[AIM]:
Identify and copy all lines of the material where the string "протяженности" is found.

[INFORMATION GIVEN]:
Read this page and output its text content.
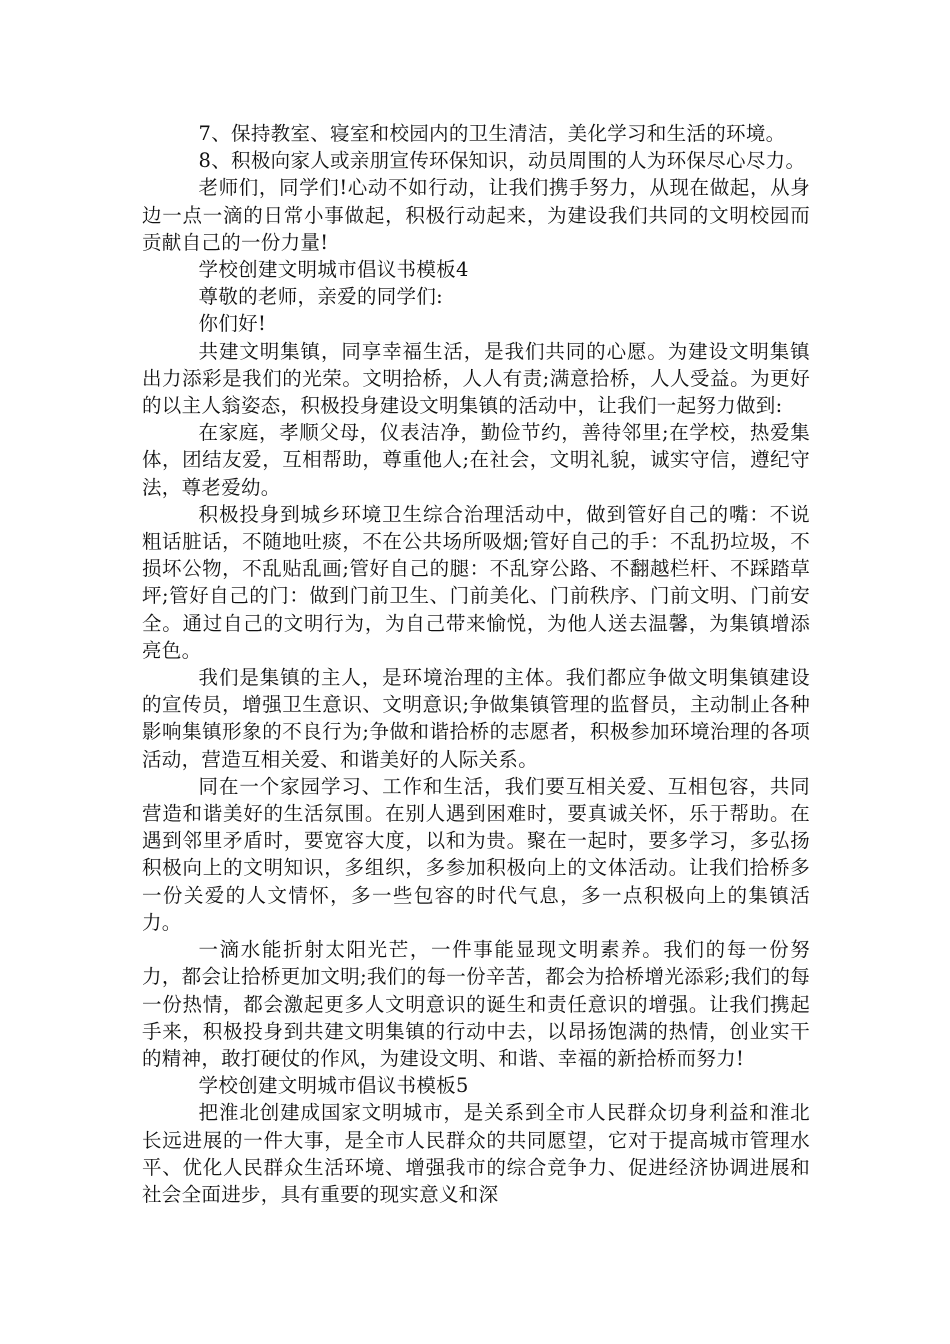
7、保持教室、寝室和校园内的卫生清洁，美化学习和生活的环境。

8、积极向家人或亲朋宣传环保知识，动员周围的人为环保尽心尽力。

老师们，同学们!心动不如行动，让我们携手努力，从现在做起，从身边一点一滴的日常小事做起，积极行动起来，为建设我们共同的文明校园而贡献自己的一份力量!

学校创建文明城市倡议书模板4

尊敬的老师，亲爱的同学们:

你们好!

共建文明集镇，同享幸福生活，是我们共同的心愿。为建设文明集镇出力添彩是我们的光荣。文明拾桥，人人有责;满意拾桥，人人受益。为更好的以主人翁姿态，积极投身建设文明集镇的活动中，让我们一起努力做到:

在家庭，孝顺父母，仪表洁净，勤俭节约，善待邻里;在学校，热爱集体，团结友爱，互相帮助，尊重他人;在社会，文明礼貌，诚实守信，遵纪守法，尊老爱幼。

积极投身到城乡环境卫生综合治理活动中，做到管好自己的嘴：不说粗话脏话，不随地吐痰，不在公共场所吸烟;管好自己的手：不乱扔垃圾，不损坏公物，不乱贴乱画;管好自己的腿：不乱穿公路、不翻越栏杆、不踩踏草坪;管好自己的门：做到门前卫生、门前美化、门前秩序、门前文明、门前安全。通过自己的文明行为，为自己带来愉悦，为他人送去温馨，为集镇增添亮色。

我们是集镇的主人，是环境治理的主体。我们都应争做文明集镇建设的宣传员，增强卫生意识、文明意识;争做集镇管理的监督员，主动制止各种影响集镇形象的不良行为;争做和谐拾桥的志愿者，积极参加环境治理的各项活动，营造互相关爱、和谐美好的人际关系。

同在一个家园学习、工作和生活，我们要互相关爱、互相包容，共同营造和谐美好的生活氛围。在别人遇到困难时，要真诚关怀，乐于帮助。在遇到邻里矛盾时，要宽容大度，以和为贵。聚在一起时，要多学习，多弘扬积极向上的文明知识，多组织，多参加积极向上的文体活动。让我们拾桥多一份关爱的人文情怀，多一些包容的时代气息，多一点积极向上的集镇活力。

一滴水能折射太阳光芒，一件事能显现文明素养。我们的每一份努力，都会让拾桥更加文明;我们的每一份辛苦，都会为拾桥增光添彩;我们的每一份热情，都会激起更多人文明意识的诞生和责任意识的增强。让我们携起手来，积极投身到共建文明集镇的行动中去，以昂扬饱满的热情，创业实干的精神，敢打硬仗的作风，为建设文明、和谐、幸福的新拾桥而努力!

学校创建文明城市倡议书模板5

把淮北创建成国家文明城市，是关系到全市人民群众切身利益和淮北长远进展的一件大事，是全市人民群众的共同愿望，它对于提高城市管理水平、优化人民群众生活环境、增强我市的综合竞争力、促进经济协调进展和社会全面进步，具有重要的现实意义和深
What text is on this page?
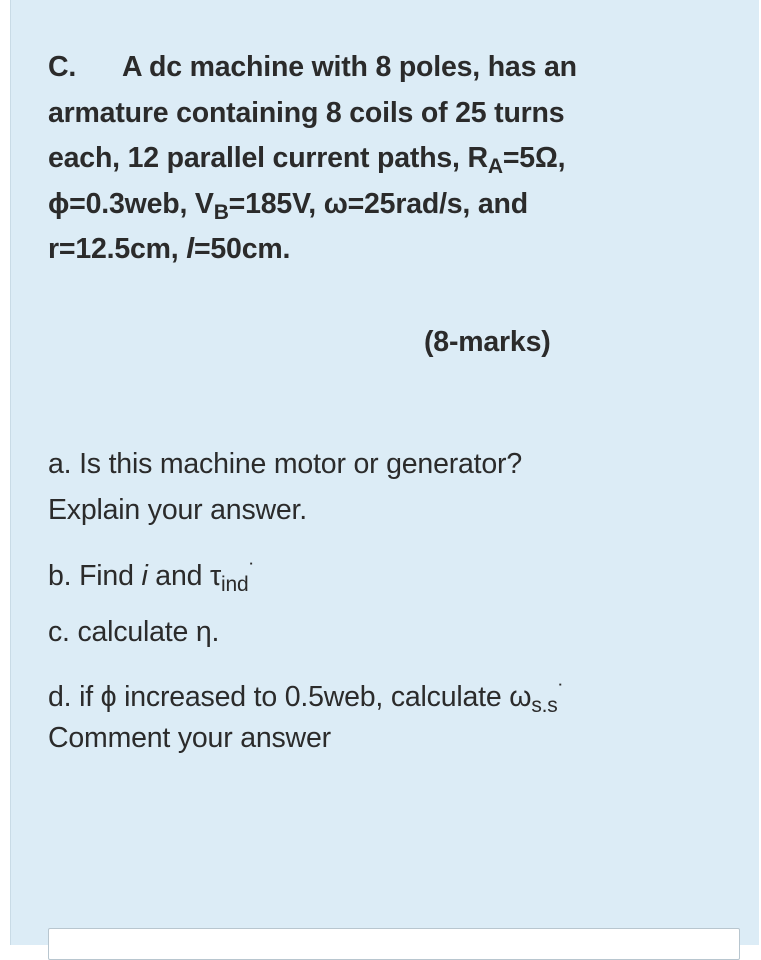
C. A dc machine with 8 poles, has an
armature containing 8 coils of 25 turns
each, 12 parallel current paths, $R_A=5\Omega$,
ϕ=0.3web, $V_B=185V$, ω=25rad/s, and
r=12.5cm, l=50cm.
(8-marks)
a. Is this machine motor or generator?
Explain your answer.
b. Find i and $\tau_{ind}^˙$
c. calculate η.
d. if ϕ increased to 0.5web, calculate $\omega_{s.s}^˙$
Comment your answer
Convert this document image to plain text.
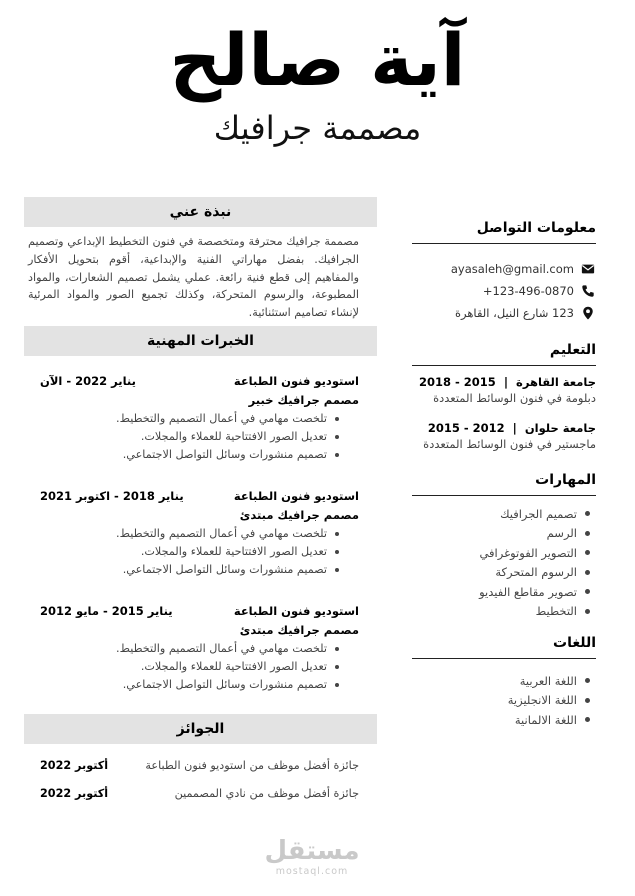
آية صالح
مصممة جرافيك
معلومات التواصل
ayasaleh@gmail.com
+123-496-0870
123 شارع النيل، القاهرة
التعليم
جامعة القاهرة  |  2015 - 2018
دبلومة في فنون الوسائط المتعددة
جامعة حلوان  |  2012 - 2015
ماجستير في فنون الوسائط المتعددة
المهارات
تصميم الجرافيك
الرسم
التصوير الفوتوغرافي
الرسوم المتحركة
تصوير مقاطع الفيديو
التخطيط
اللغات
اللغة العربية
اللغة الانجليزية
اللغة الالمانية
نبذة عني
مصممة جرافيك محترفة ومتخصصة في فنون التخطيط الإبداعي وتصميم الجرافيك. بفضل مهاراتي الفنية والإبداعية، أقوم بتحويل الأفكار والمفاهيم إلى قطع فنية رائعة. عملي يشمل تصميم الشعارات، والمواد المطبوعة، والرسوم المتحركة، وكذلك تجميع الصور والمواد المرئية لإنشاء تصاميم استثنائية.
الخبرات المهنية
استوديو فنون الطباعة
يناير 2022 - الآن
مصمم جرافيك خبير
تلخصت مهامي في أعمال التصميم والتخطيط.
تعديل الصور الافتتاحية للعملاء والمجلات.
تصميم منشورات وسائل التواصل الاجتماعي.
استوديو فنون الطباعة
يناير 2018 - اكتوبر 2021
مصمم جرافيك مبتدئ
تلخصت مهامي في أعمال التصميم والتخطيط.
تعديل الصور الافتتاحية للعملاء والمجلات.
تصميم منشورات وسائل التواصل الاجتماعي.
استوديو فنون الطباعة
يناير 2015 - مايو 2012
مصمم جرافيك مبتدئ
تلخصت مهامي في أعمال التصميم والتخطيط.
تعديل الصور الافتتاحية للعملاء والمجلات.
تصميم منشورات وسائل التواصل الاجتماعي.
الجوائز
جائزة أفضل موظف من استوديو فنون الطباعة
أكتوبر 2022
جائزة أفضل موظف من نادي المصممين
أكتوبر 2022
مستقل
mostaql.com
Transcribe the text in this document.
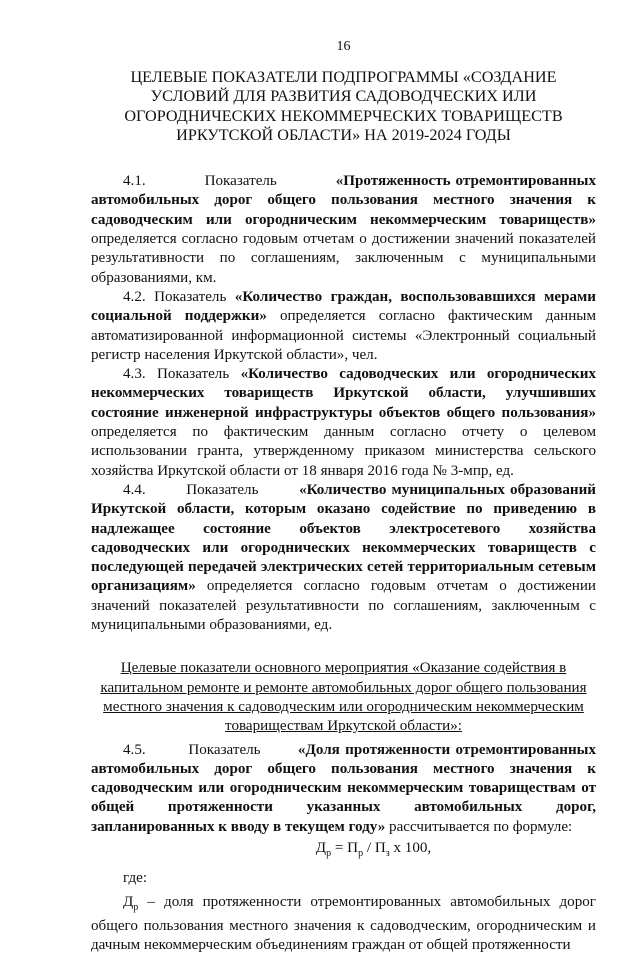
16

ЦЕЛЕВЫЕ ПОКАЗАТЕЛИ ПОДПРОГРАММЫ «СОЗДАНИЕ УСЛОВИЙ ДЛЯ РАЗВИТИЯ САДОВОДЧЕСКИХ ИЛИ ОГОРОДНИЧЕСКИХ НЕКОММЕРЧЕСКИХ ТОВАРИЩЕСТВ ИРКУТСКОЙ ОБЛАСТИ» НА 2019-2024 ГОДЫ

4.1.	Показатель	«Протяженность отремонтированных автомобильных дорог общего пользования местного значения к садоводческим или огородническим некоммерческим товариществ» определяется согласно годовым отчетам о достижении значений показателей результативности по соглашениям, заключенным с муниципальными образованиями, км.

4.2. Показатель «Количество граждан, воспользовавшихся мерами социальной поддержки» определяется согласно фактическим данным автоматизированной информационной системы «Электронный социальный регистр населения Иркутской области», чел.

4.3. Показатель «Количество садоводческих или огороднических некоммерческих товариществ Иркутской области, улучшивших состояние инженерной инфраструктуры объектов общего пользования» определяется по фактическим данным согласно отчету о целевом использовании гранта, утвержденному приказом министерства сельского хозяйства Иркутской области от 18 января 2016 года № 3-мпр, ед.

4.4.	Показатель	«Количество муниципальных образований Иркутской области, которым оказано содействие по приведению в надлежащее состояние объектов электросетевого хозяйства садоводческих или огороднических некоммерческих товариществ с последующей передачей электрических сетей территориальным сетевым организациям» определяется согласно годовым отчетам о достижении значений показателей результативности по соглашениям, заключенным с муниципальными образованиями, ед.

Целевые показатели основного мероприятия «Оказание содействия в капитальном ремонте и ремонте автомобильных дорог общего пользования местного значения к садоводческим или огородническим некоммерческим товариществам Иркутской области»:

4.5.	Показатель «Доля протяженности отремонтированных автомобильных дорог общего пользования местного значения к садоводческим или огородническим некоммерческим товариществам от общей протяженности указанных автомобильных дорог, запланированных к вводу в текущем году» рассчитывается по формуле:

$Д_р = П_р / П_з$ x 100,

где:

$Д_р$ – доля протяженности отремонтированных автомобильных дорог общего пользования местного значения к садоводческим, огородническим и дачным некоммерческим объединениям граждан от общей протяженности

[CORRECT RESPONSE]:
4.5.	Показатель «Доля протяженности отремонтированных автомобильных дорог общего пользования местного значения к садоводческим или огородническим некоммерческим товариществам от общей протяженности указанных автомобильных дорог, запланированных к вводу в текущем году» рассчитывается по формуле:
$Д_р$ – доля протяженности отремонтированных автомобильных дорог общего пользования местного значения к садоводческим, огородническим и дачным некоммерческим объединениям граждан от общей протяженности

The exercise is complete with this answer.